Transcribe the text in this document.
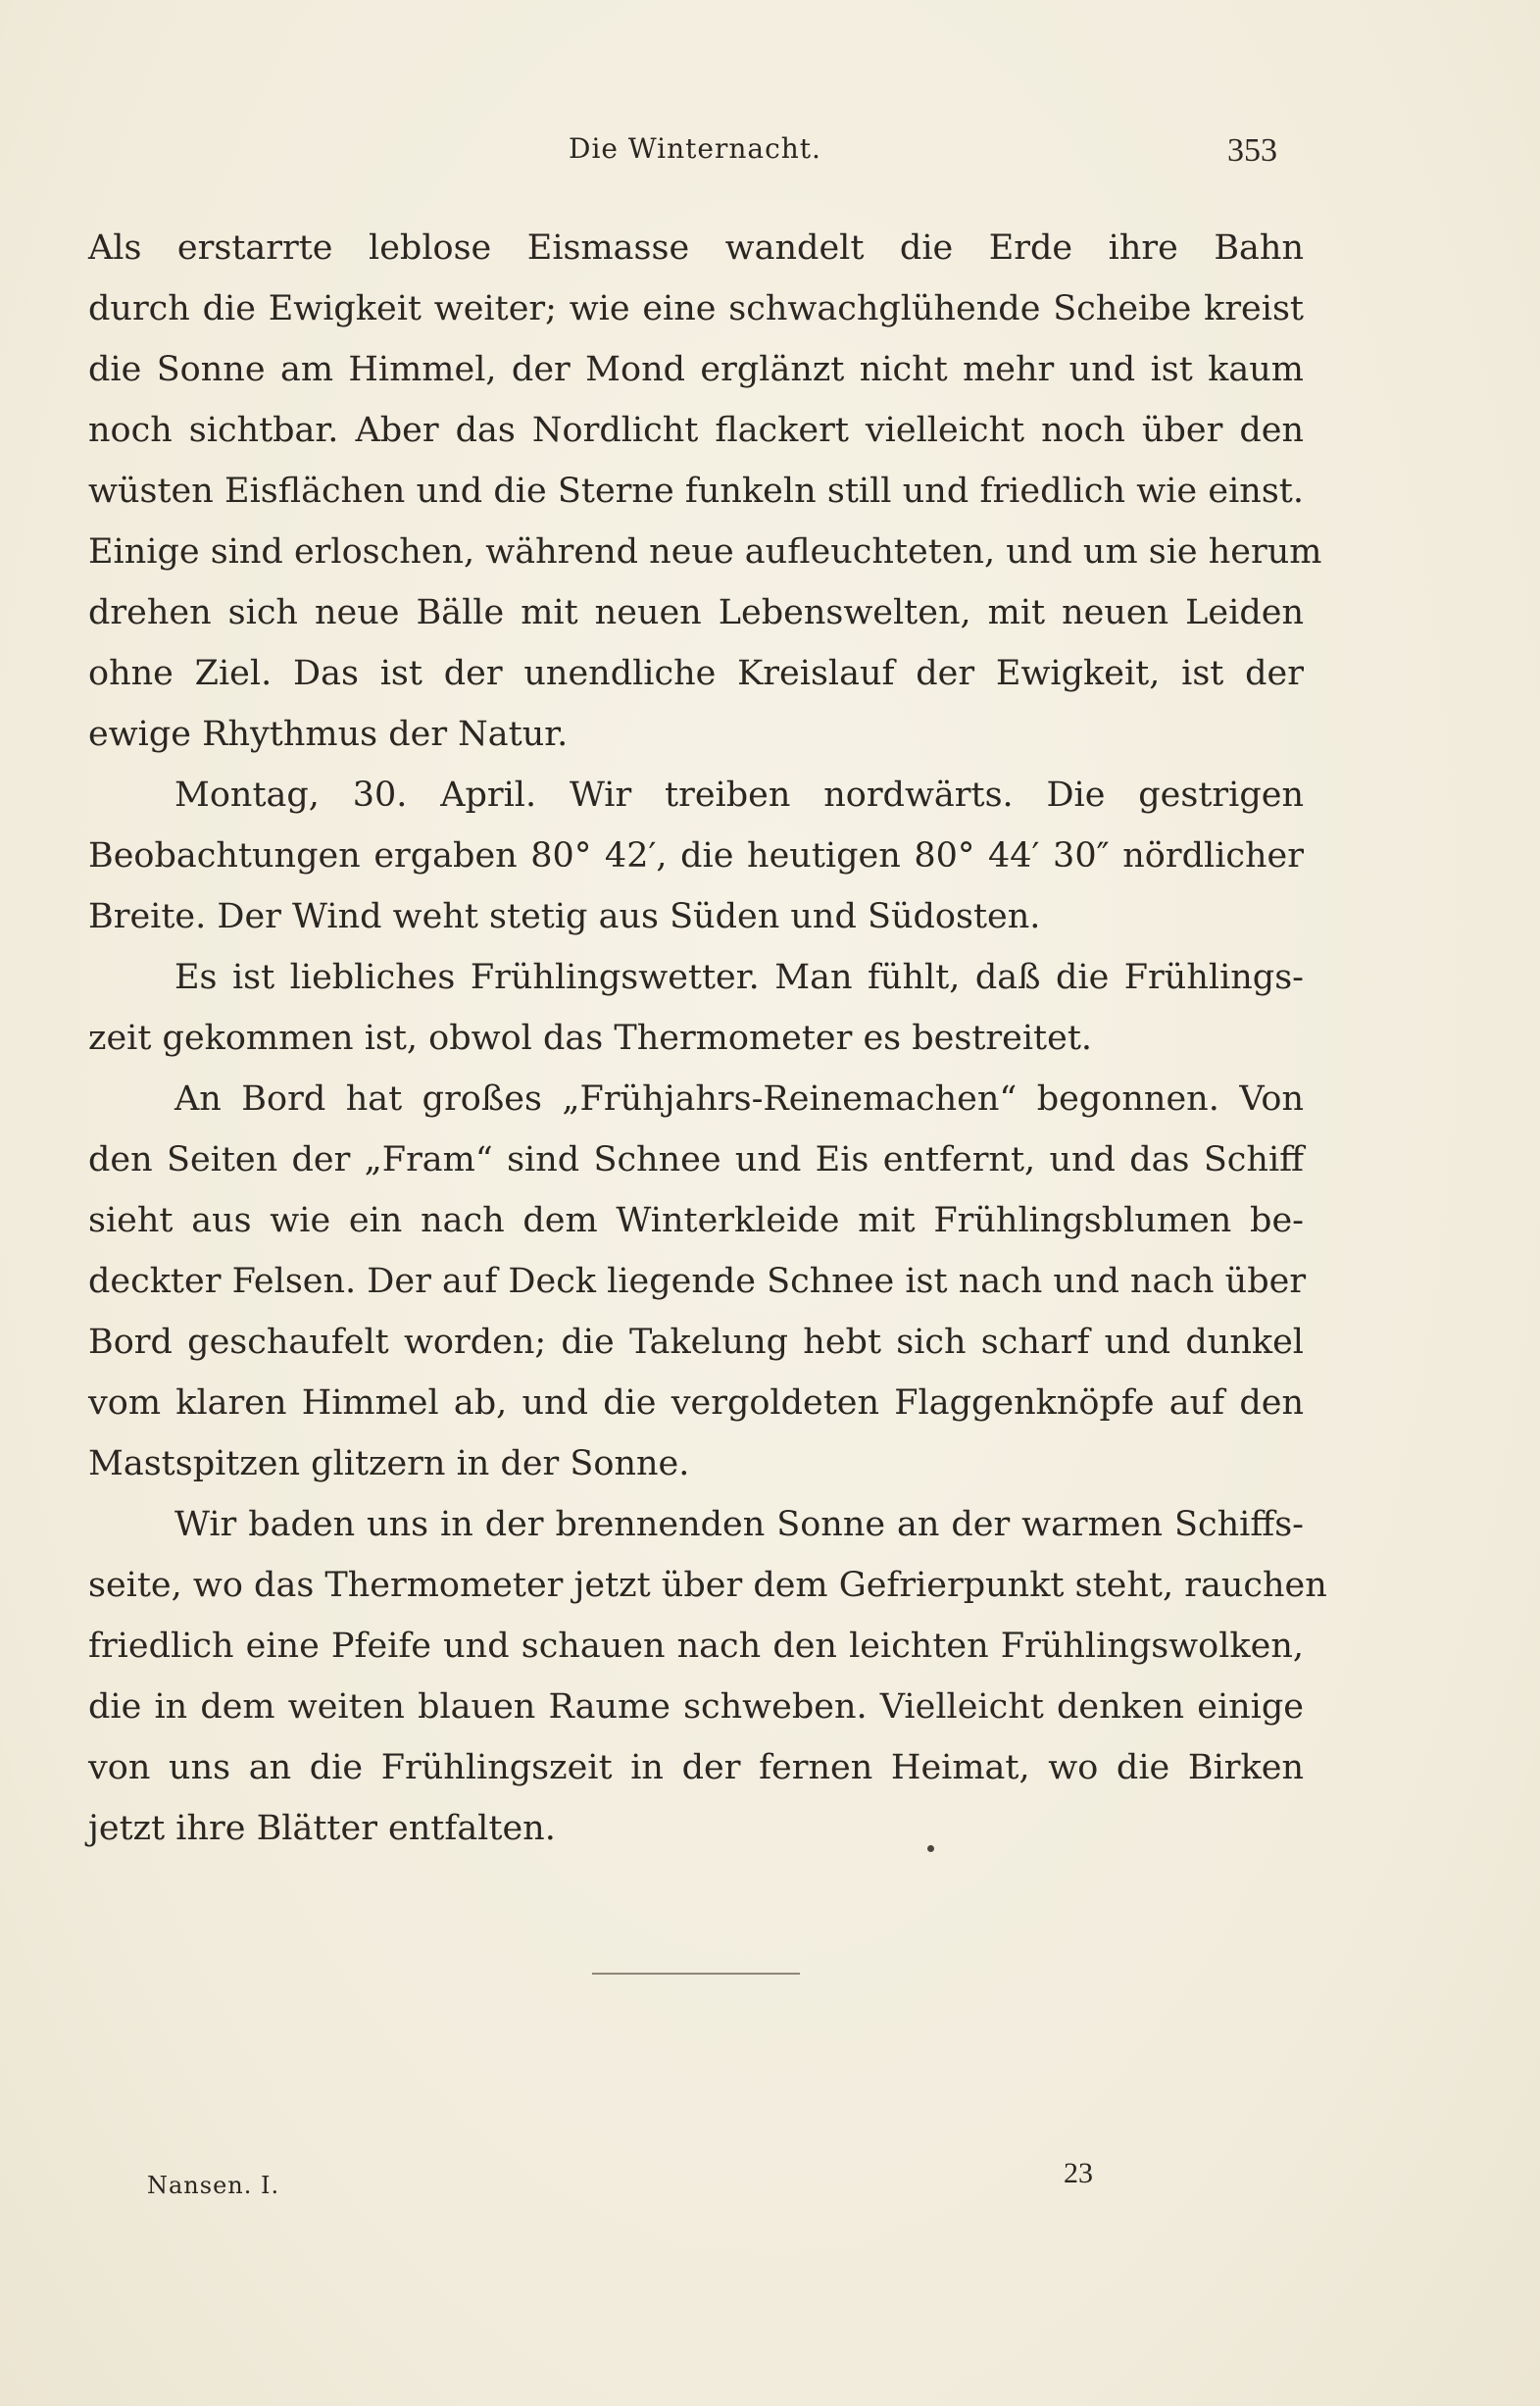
Die Winternacht.	353
Als erstarrte leblose Eismasse wandelt die Erde ihre Bahn
durch die Ewigkeit weiter; wie eine schwachglühende Scheibe kreist
die Sonne am Himmel, der Mond erglänzt nicht mehr und ist kaum
noch sichtbar. Aber das Nordlicht flackert vielleicht noch über den
wüsten Eisflächen und die Sterne funkeln still und friedlich wie einst.
Einige sind erloschen, während neue aufleuchteten, und um sie herum
drehen sich neue Bälle mit neuen Lebenswelten, mit neuen Leiden
ohne Ziel. Das ist der unendliche Kreislauf der Ewigkeit, ist der
ewige Rhythmus der Natur.
Montag, 30. April. Wir treiben nordwärts. Die gestrigen
Beobachtungen ergaben 80° 42′, die heutigen 80° 44′ 30″ nördlicher
Breite. Der Wind weht stetig aus Süden und Südosten.
Es ist liebliches Frühlingswetter. Man fühlt, daß die Frühlings-
zeit gekommen ist, obwol das Thermometer es bestreitet.
An Bord hat großes „Frühjahrs-Reinemachen“ begonnen. Von
den Seiten der „Fram“ sind Schnee und Eis entfernt, und das Schiff
sieht aus wie ein nach dem Winterkleide mit Frühlingsblumen be-
deckter Felsen. Der auf Deck liegende Schnee ist nach und nach über
Bord geschaufelt worden; die Takelung hebt sich scharf und dunkel
vom klaren Himmel ab, und die vergoldeten Flaggenknöpfe auf den
Mastspitzen glitzern in der Sonne.
Wir baden uns in der brennenden Sonne an der warmen Schiffs-
seite, wo das Thermometer jetzt über dem Gefrierpunkt steht, rauchen
friedlich eine Pfeife und schauen nach den leichten Frühlingswolken,
die in dem weiten blauen Raume schweben. Vielleicht denken einige
von uns an die Frühlingszeit in der fernen Heimat, wo die Birken
jetzt ihre Blätter entfalten.
Nansen. I.	23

=====

(Work required)
Find each line holding the word "jetzt" and copy it.

(Written answer)
seite, wo das Thermometer jetzt über dem Gefrierpunkt steht, rauchen
jetzt ihre Blätter entfalten.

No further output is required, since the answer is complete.